» **Goal of the exercise**
Copy every line of the records below that holds the word "のキャラクターのみ取得可能".

» **Input data**
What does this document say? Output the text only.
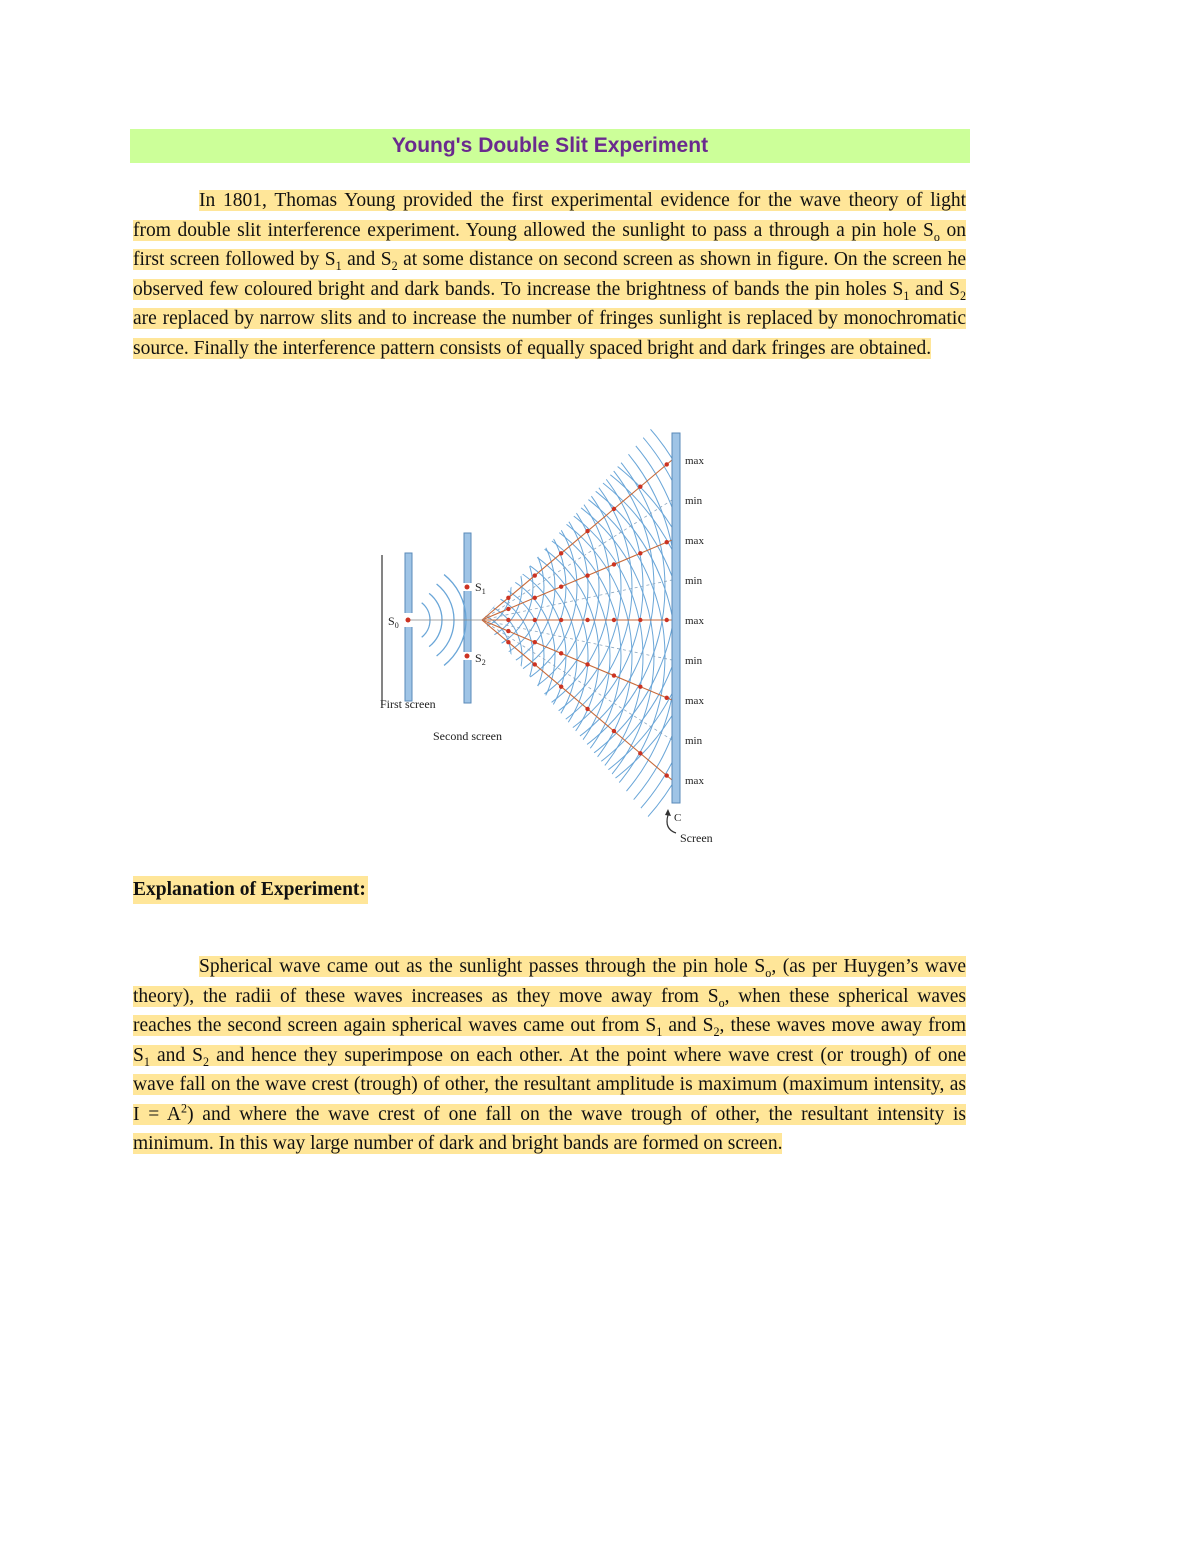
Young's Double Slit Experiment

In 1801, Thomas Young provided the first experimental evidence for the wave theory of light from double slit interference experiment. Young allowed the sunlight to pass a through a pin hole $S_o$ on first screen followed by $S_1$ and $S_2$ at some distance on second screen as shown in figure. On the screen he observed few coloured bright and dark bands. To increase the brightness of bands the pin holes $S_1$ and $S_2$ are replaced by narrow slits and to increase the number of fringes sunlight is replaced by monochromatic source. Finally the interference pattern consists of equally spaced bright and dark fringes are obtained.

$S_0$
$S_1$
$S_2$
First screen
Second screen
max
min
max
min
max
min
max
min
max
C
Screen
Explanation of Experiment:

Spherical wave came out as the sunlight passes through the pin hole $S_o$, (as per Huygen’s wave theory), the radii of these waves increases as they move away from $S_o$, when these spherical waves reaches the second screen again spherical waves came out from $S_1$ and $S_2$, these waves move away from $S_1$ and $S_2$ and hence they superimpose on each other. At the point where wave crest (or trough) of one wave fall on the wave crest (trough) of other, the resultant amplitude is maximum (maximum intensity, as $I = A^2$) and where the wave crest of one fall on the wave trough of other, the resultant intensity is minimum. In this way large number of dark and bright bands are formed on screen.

* * *

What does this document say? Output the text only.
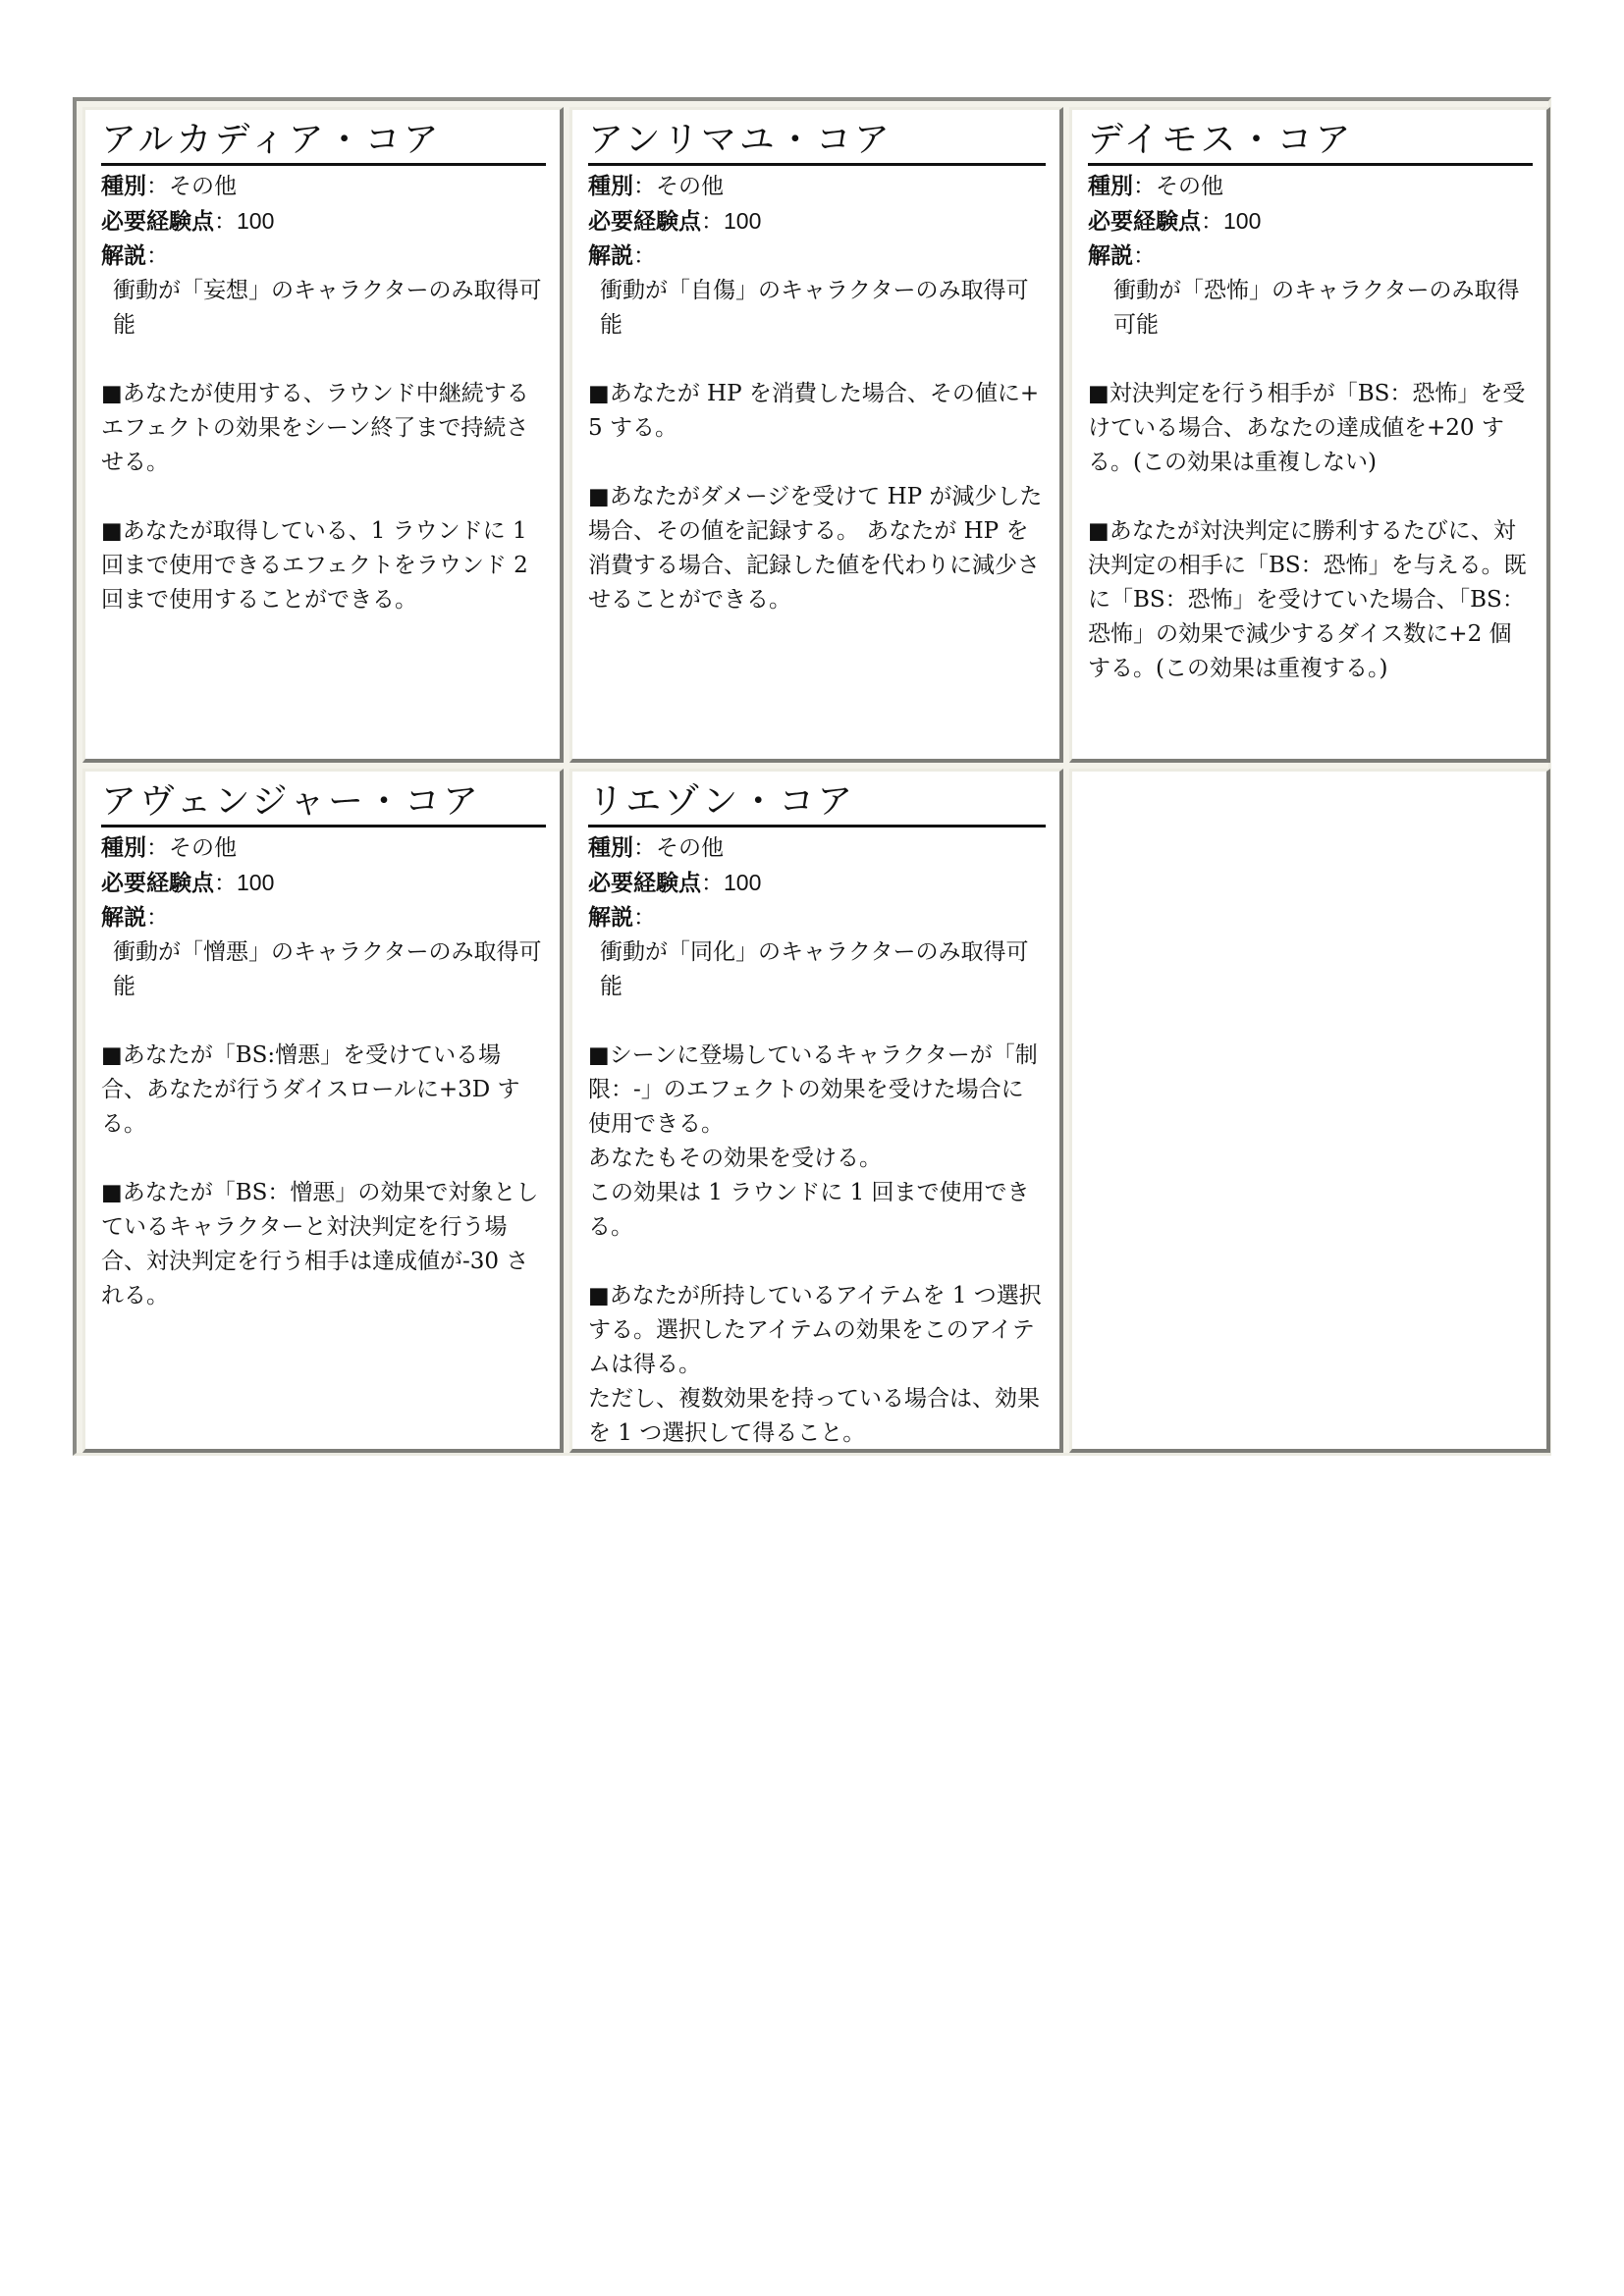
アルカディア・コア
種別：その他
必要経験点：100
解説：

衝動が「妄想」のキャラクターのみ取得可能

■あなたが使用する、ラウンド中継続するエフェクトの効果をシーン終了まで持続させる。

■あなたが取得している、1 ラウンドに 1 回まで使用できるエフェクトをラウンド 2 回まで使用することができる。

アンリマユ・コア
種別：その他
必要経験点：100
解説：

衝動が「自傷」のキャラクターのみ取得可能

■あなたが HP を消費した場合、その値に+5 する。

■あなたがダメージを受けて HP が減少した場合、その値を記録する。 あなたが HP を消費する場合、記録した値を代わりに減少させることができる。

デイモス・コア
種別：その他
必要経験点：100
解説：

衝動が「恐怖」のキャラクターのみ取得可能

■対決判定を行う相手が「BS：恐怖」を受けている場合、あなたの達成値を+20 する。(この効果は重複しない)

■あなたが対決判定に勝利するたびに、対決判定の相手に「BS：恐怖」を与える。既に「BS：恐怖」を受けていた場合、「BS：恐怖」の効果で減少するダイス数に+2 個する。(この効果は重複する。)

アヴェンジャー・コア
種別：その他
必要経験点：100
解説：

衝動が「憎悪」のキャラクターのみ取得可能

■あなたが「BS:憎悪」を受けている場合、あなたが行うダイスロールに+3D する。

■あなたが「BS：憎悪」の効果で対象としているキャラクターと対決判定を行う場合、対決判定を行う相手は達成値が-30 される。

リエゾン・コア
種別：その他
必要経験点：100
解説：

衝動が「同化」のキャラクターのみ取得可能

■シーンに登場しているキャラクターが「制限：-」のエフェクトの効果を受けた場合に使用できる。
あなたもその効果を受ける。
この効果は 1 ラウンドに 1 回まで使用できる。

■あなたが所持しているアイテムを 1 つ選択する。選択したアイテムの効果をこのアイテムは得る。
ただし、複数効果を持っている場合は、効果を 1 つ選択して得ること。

» **Solved exercise**
衝動が「妄想」のキャラクターのみ取得可能
衝動が「自傷」のキャラクターのみ取得可能
衝動が「恐怖」のキャラクターのみ取得可能
衝動が「憎悪」のキャラクターのみ取得可能
衝動が「同化」のキャラクターのみ取得可能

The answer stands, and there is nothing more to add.